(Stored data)
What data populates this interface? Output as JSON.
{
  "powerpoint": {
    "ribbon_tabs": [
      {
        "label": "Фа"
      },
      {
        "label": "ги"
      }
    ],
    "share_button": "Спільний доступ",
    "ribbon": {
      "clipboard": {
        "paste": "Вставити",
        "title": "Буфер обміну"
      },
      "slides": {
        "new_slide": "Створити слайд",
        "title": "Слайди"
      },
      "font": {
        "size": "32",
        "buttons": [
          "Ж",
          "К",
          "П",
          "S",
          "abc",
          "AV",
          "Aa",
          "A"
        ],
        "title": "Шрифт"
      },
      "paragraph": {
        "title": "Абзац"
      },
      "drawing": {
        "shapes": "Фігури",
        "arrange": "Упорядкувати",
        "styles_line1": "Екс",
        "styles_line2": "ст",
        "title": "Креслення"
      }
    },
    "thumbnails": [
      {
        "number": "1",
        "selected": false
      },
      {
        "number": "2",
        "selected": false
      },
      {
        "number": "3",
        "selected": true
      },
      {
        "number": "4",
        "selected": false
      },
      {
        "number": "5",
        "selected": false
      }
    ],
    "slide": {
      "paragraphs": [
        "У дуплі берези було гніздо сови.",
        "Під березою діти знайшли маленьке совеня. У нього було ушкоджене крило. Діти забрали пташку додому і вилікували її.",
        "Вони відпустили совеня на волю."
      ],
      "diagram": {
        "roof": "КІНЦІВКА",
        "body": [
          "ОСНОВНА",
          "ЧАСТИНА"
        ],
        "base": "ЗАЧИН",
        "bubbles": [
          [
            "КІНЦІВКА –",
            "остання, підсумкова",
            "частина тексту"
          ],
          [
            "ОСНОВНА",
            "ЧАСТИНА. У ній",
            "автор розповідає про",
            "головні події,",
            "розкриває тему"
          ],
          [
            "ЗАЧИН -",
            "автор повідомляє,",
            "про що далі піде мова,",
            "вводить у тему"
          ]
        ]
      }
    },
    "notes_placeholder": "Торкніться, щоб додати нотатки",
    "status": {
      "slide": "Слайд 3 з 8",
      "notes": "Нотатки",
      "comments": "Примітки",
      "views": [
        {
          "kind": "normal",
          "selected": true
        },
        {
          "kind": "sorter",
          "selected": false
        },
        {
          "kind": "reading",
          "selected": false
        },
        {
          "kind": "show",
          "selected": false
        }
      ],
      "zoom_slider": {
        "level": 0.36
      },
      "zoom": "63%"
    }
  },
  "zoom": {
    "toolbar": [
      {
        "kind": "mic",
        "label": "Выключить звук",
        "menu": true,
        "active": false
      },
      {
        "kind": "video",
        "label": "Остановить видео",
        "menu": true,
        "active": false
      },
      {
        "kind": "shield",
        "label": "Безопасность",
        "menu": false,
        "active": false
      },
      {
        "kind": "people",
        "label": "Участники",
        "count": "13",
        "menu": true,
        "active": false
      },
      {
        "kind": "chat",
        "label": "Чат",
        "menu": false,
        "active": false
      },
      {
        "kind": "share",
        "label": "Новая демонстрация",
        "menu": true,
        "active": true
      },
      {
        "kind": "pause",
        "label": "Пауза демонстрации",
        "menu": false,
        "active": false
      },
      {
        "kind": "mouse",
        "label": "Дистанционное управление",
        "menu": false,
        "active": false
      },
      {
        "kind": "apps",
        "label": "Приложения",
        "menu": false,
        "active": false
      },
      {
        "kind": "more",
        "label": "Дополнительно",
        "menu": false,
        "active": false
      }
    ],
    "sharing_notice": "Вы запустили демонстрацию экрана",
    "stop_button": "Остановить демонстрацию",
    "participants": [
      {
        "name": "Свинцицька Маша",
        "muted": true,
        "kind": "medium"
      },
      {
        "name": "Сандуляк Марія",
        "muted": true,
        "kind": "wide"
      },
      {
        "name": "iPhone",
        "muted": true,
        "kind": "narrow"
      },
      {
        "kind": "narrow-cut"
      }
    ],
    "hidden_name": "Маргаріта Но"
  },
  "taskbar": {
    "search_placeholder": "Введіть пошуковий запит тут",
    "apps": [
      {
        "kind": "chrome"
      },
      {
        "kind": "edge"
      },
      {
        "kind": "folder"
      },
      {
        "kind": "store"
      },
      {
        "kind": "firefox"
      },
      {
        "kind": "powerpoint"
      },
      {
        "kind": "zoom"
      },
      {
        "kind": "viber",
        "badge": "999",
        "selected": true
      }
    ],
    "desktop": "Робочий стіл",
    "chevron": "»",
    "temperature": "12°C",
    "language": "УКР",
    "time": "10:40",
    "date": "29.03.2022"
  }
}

## [The request]
Return what is listed above, exactly and completely.

## [Result]
What data populates this interface? Output as JSON.
{
  "powerpoint": {
    "ribbon_tabs": [
      {
        "label": "Фа"
      },
      {
        "label": "ги"
      }
    ],
    "share_button": "Спільний доступ",
    "ribbon": {
      "clipboard": {
        "paste": "Вставити",
        "title": "Буфер обміну"
      },
      "slides": {
        "new_slide": "Створити слайд",
        "title": "Слайди"
      },
      "font": {
        "size": "32",
        "buttons": [
          "Ж",
          "К",
          "П",
          "S",
          "abc",
          "AV",
          "Aa",
          "A"
        ],
        "title": "Шрифт"
      },
      "paragraph": {
        "title": "Абзац"
      },
      "drawing": {
        "shapes": "Фігури",
        "arrange": "Упорядкувати",
        "styles_line1": "Екс",
        "styles_line2": "ст",
        "title": "Креслення"
      }
    },
    "thumbnails": [
      {
        "number": "1",
        "selected": false
      },
      {
        "number": "2",
        "selected": false
      },
      {
        "number": "3",
        "selected": true
      },
      {
        "number": "4",
        "selected": false
      },
      {
        "number": "5",
        "selected": false
      }
    ],
    "slide": {
      "paragraphs": [
        "У дуплі берези було гніздо сови.",
        "Під березою діти знайшли маленьке совеня. У нього було ушкоджене крило. Діти забрали пташку додому і вилікували її.",
        "Вони відпустили совеня на волю."
      ],
      "diagram": {
        "roof": "КІНЦІВКА",
        "body": [
          "ОСНОВНА",
          "ЧАСТИНА"
        ],
        "base": "ЗАЧИН",
        "bubbles": [
          [
            "КІНЦІВКА –",
            "остання, підсумкова",
            "частина тексту"
          ],
          [
            "ОСНОВНА",
            "ЧАСТИНА. У ній",
            "автор розповідає про",
            "головні події,",
            "розкриває тему"
          ],
          [
            "ЗАЧИН -",
            "автор повідомляє,",
            "про що далі піде мова,",
            "вводить у тему"
          ]
        ]
      }
    },
    "notes_placeholder": "Торкніться, щоб додати нотатки",
    "status": {
      "slide": "Слайд 3 з 8",
      "notes": "Нотатки",
      "comments": "Примітки",
      "views": [
        {
          "kind": "normal",
          "selected": true
        },
        {
          "kind": "sorter",
          "selected": false
        },
        {
          "kind": "reading",
          "selected": false
        },
        {
          "kind": "show",
          "selected": false
        }
      ],
      "zoom_slider": {
        "level": 0.36
      },
      "zoom": "63%"
    }
  },
  "zoom": {
    "toolbar": [
      {
        "kind": "mic",
        "label": "Выключить звук",
        "menu": true,
        "active": false
      },
      {
        "kind": "video",
        "label": "Остановить видео",
        "menu": true,
        "active": false
      },
      {
        "kind": "shield",
        "label": "Безопасность",
        "menu": false,
        "active": false
      },
      {
        "kind": "people",
        "label": "Участники",
        "count": "13",
        "menu": true,
        "active": false
      },
      {
        "kind": "chat",
        "label": "Чат",
        "menu": false,
        "active": false
      },
      {
        "kind": "share",
        "label": "Новая демонстрация",
        "menu": true,
        "active": true
      },
      {
        "kind": "pause",
        "label": "Пауза демонстрации",
        "menu": false,
        "active": false
      },
      {
        "kind": "mouse",
        "label": "Дистанционное управление",
        "menu": false,
        "active": false
      },
      {
        "kind": "apps",
        "label": "Приложения",
        "menu": false,
        "active": false
      },
      {
        "kind": "more",
        "label": "Дополнительно",
        "menu": false,
        "active": false
      }
    ],
    "sharing_notice": "Вы запустили демонстрацию экрана",
    "stop_button": "Остановить демонстрацию",
    "participants": [
      {
        "name": "Свинцицька Маша",
        "muted": true,
        "kind": "medium"
      },
      {
        "name": "Сандуляк Марія",
        "muted": true,
        "kind": "wide"
      },
      {
        "name": "iPhone",
        "muted": true,
        "kind": "narrow"
      },
      {
        "kind": "narrow-cut"
      }
    ],
    "hidden_name": "Маргаріта Но"
  },
  "taskbar": {
    "search_placeholder": "Введіть пошуковий запит тут",
    "apps": [
      {
        "kind": "chrome"
      },
      {
        "kind": "edge"
      },
      {
        "kind": "folder"
      },
      {
        "kind": "store"
      },
      {
        "kind": "firefox"
      },
      {
        "kind": "powerpoint"
      },
      {
        "kind": "zoom"
      },
      {
        "kind": "viber",
        "badge": "999",
        "selected": true
      }
    ],
    "desktop": "Робочий стіл",
    "chevron": "»",
    "temperature": "12°C",
    "language": "УКР",
    "time": "10:40",
    "date": "29.03.2022"
  }
}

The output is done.